> _Aim of the exercise_
Below is a set of records; print all of them exactly as written.

━━━━━━━━━━

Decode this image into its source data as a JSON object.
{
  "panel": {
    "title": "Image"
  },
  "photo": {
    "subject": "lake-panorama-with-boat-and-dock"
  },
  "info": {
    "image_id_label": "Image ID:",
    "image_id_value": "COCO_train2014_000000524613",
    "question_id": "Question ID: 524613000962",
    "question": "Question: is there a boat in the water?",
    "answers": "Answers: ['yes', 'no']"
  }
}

━━━━━━━━━━

> _Problem solution_
Decode this image into its source data as a JSON object.
{
  "panel": {
    "title": "Image"
  },
  "photo": {
    "subject": "lake-panorama-with-boat-and-dock"
  },
  "info": {
    "image_id_label": "Image ID:",
    "image_id_value": "COCO_train2014_000000524613",
    "question_id": "Question ID: 524613000962",
    "question": "Question: is there a boat in the water?",
    "answers": "Answers: ['yes', 'no']"
  }
}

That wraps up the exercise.